__READING TEXT__
Thinking Beyond Borders for Chile
Thinking Beyond Borders for Chile
Regardless of the place of payment, performing activities in Chile generates Chilean liability. For Chilean tax purposes, the status under which a person will be taxed as a resident or non-resident is dependent on the characteristics of the individual’s assignment.
As a general rule, any person domiciled or resident in Chile is subject to income tax on a worldwide basis. Individuals who are neither resident, nor domiciled in Chile, pay taxes only on their Chilean source income.
Foreigners with residence or domiciled in Chile will pay taxes only on their Chilean source income during the first 3 years from their arrival in Chile. After this period has elapsed, foreigners will be subject to income tax on their worldwide income. Additionally, Chilean legislation also provides the possibility of an extension of this period in specific cases, nevertheless it is imperative that an extension request is filed with ample time to be approved before the expiration of the time period. In order to obtain an extension, strong supporting documentation must be provided that clearly establishes that the person does not have the intention to permanently remain in Chile.
According to the Chilean Income Tax Law, Chilean source income is defined as income derived from activities performed or goods located in Chile. Thus, compensation received for employment activities carried out within the country/jurisdiction should be considered as Chilean source income, and therefore subject to taxes in Chile, regardless of the nationality or residence status of the individual, and the place of payment.
For tax purposes, the resident status is acquired once an individual has been in Chile more than 183 days within any 12-month period. According to article 49 of Chilean Civil Code the accounting of a fact that must be analyzed “within” a certain period, will be accomplished if it is met by midnight of the day before Chilean income tax law does not provide for a domicile definition, but according to article 59 of the Chilean Civil Code, domicile requires residency in a place and the intention to remain in it. In accordance, the Chilean Internal Revenue Service (IRS) has understood that an executive may acquire tax domicile in Chile in the following circumstances:
Accordingly, a person will acquire Chilean domicile once the aforementioned requirements (residency and intention to remain in it) are met.
While an executive is considered non-resident and not domiciled in Chile for tax purposes, they will be subject to non-residents income tax (Additional Tax). The tax is levied at a flat rate of 15 percent on the gross employment income, if the activities can be qualified as technical or engineering work or professional services that an individual renders through a report, advice or plan development, rendered in Chile or abroad.
From the 184th day onwards or as from the acquisition of tax domicile, whichever occurs first, the executive will generally be taxable with the residents’ Chilean income taxes, and subject to employment income tax (Second Category Tax), which has progressive rates ranging from 0 to 40 percent on the net salary.

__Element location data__
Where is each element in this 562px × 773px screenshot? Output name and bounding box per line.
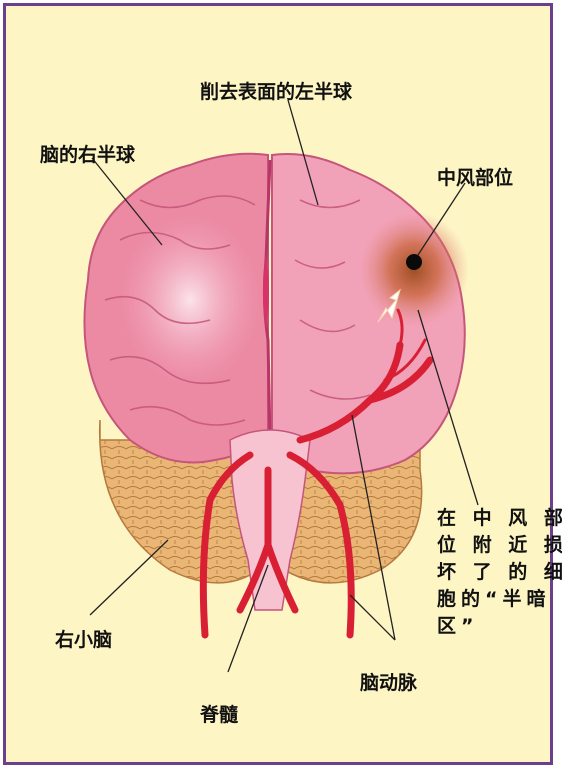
- stroke-site-dot: [406, 254, 422, 270]
- label-cerebral-artery: 脑动脉: [360, 668, 417, 695]
- label-stroke-site: 中风部位: [437, 163, 513, 190]
- label-left-hemisphere-cut: 削去表面的左半球: [200, 77, 352, 104]
- label-penumbra: 在 中 风 部 位 附 近 损 坏 了 的 细 胞的“半暗 区”: [437, 505, 562, 640]
- label-right-cerebellum: 右小脑: [55, 625, 112, 652]
- label-right-hemisphere: 脑的右半球: [40, 140, 135, 167]
- label-spinal-cord: 脊髓: [200, 700, 238, 727]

__SET TASK__
From the tax text, extract the passage that starts at the words "While an executive" and stops after the words "Chile or abroad.", copying it verbatim. The rows are separate material, distinct from the tax text.

__CORRECT RESPONSE__
While an executive is considered non-resident and not domiciled in Chile for tax purposes, they will be subject to non-residents income tax (Additional Tax). The tax is levied at a flat rate of 15 percent on the gross employment income, if the activities can be qualified as technical or engineering work or professional services that an individual renders through a report, advice or plan development, rendered in Chile or abroad.